— PROBLEM TO SOLVE —
Copy all lines below containing "inventory".

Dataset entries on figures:

########################################

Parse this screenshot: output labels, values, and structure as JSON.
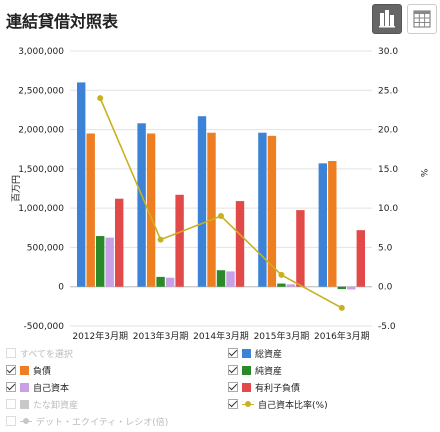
{
  "header": {
    "title": "連結貸借対照表"
  },
  "colors": {
    "total_assets": "#3c82d6",
    "liabilities": "#ee7e22",
    "net_assets": "#2a8a2a",
    "equity": "#c9a0e8",
    "inventory": "#c8c8c8",
    "interest_debt": "#e24a4a",
    "equity_ratio": "#c9b020",
    "de_ratio": "#c8c8c8"
  },
  "chart_data": {
    "type": "bar",
    "categories": [
      "2012年3月期",
      "2013年3月期",
      "2014年3月期",
      "2015年3月期",
      "2016年3月期"
    ],
    "ylabel": "百万円",
    "y2label": "%",
    "ylim": [
      -500000,
      3000000
    ],
    "y2lim": [
      -5.0,
      30.0
    ],
    "yticks": [
      "3,000,000",
      "2,500,000",
      "2,000,000",
      "1,500,000",
      "1,000,000",
      "500,000",
      "0",
      "-500,000"
    ],
    "y2ticks": [
      "30.0",
      "25.0",
      "20.0",
      "15.0",
      "10.0",
      "5.0",
      "0.0",
      "-5.0"
    ],
    "grid": true,
    "series": [
      {
        "name": "総資産",
        "key": "total_assets",
        "values": [
          2600000,
          2080000,
          2170000,
          1960000,
          1570000
        ]
      },
      {
        "name": "負債",
        "key": "liabilities",
        "values": [
          1950000,
          1950000,
          1960000,
          1920000,
          1600000
        ]
      },
      {
        "name": "純資産",
        "key": "net_assets",
        "values": [
          645000,
          125000,
          210000,
          40000,
          -30000
        ]
      },
      {
        "name": "自己資本",
        "key": "equity",
        "values": [
          625000,
          115000,
          195000,
          30000,
          -35000
        ]
      },
      {
        "name": "有利子負債",
        "key": "interest_debt",
        "values": [
          1120000,
          1170000,
          1090000,
          975000,
          720000
        ]
      }
    ],
    "line_series": [
      {
        "name": "自己資本比率(%)",
        "key": "equity_ratio",
        "axis": "right",
        "values": [
          24.0,
          6.0,
          9.0,
          1.5,
          -2.7
        ]
      }
    ]
  },
  "legend": [
    {
      "label": "すべてを選択",
      "checked": false,
      "disabled": true,
      "marker": "none",
      "color_key": ""
    },
    {
      "label": "総資産",
      "checked": true,
      "disabled": false,
      "marker": "box",
      "color_key": "total_assets"
    },
    {
      "label": "負債",
      "checked": true,
      "disabled": false,
      "marker": "box",
      "color_key": "liabilities"
    },
    {
      "label": "純資産",
      "checked": true,
      "disabled": false,
      "marker": "box",
      "color_key": "net_assets"
    },
    {
      "label": "自己資本",
      "checked": true,
      "disabled": false,
      "marker": "box",
      "color_key": "equity"
    },
    {
      "label": "有利子負債",
      "checked": true,
      "disabled": false,
      "marker": "box",
      "color_key": "interest_debt"
    },
    {
      "label": "たな卸資産",
      "checked": false,
      "disabled": true,
      "marker": "box",
      "color_key": "inventory"
    },
    {
      "label": "自己資本比率(%)",
      "checked": true,
      "disabled": false,
      "marker": "line",
      "color_key": "equity_ratio"
    },
    {
      "label": "デット・エクイティ・レシオ(倍)",
      "checked": false,
      "disabled": true,
      "marker": "line",
      "color_key": "de_ratio"
    }
  ]
}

########################################

— SOLUTION TO THE PROBLEM —
    "inventory": "#c8c8c8",
      "color_key": "inventory"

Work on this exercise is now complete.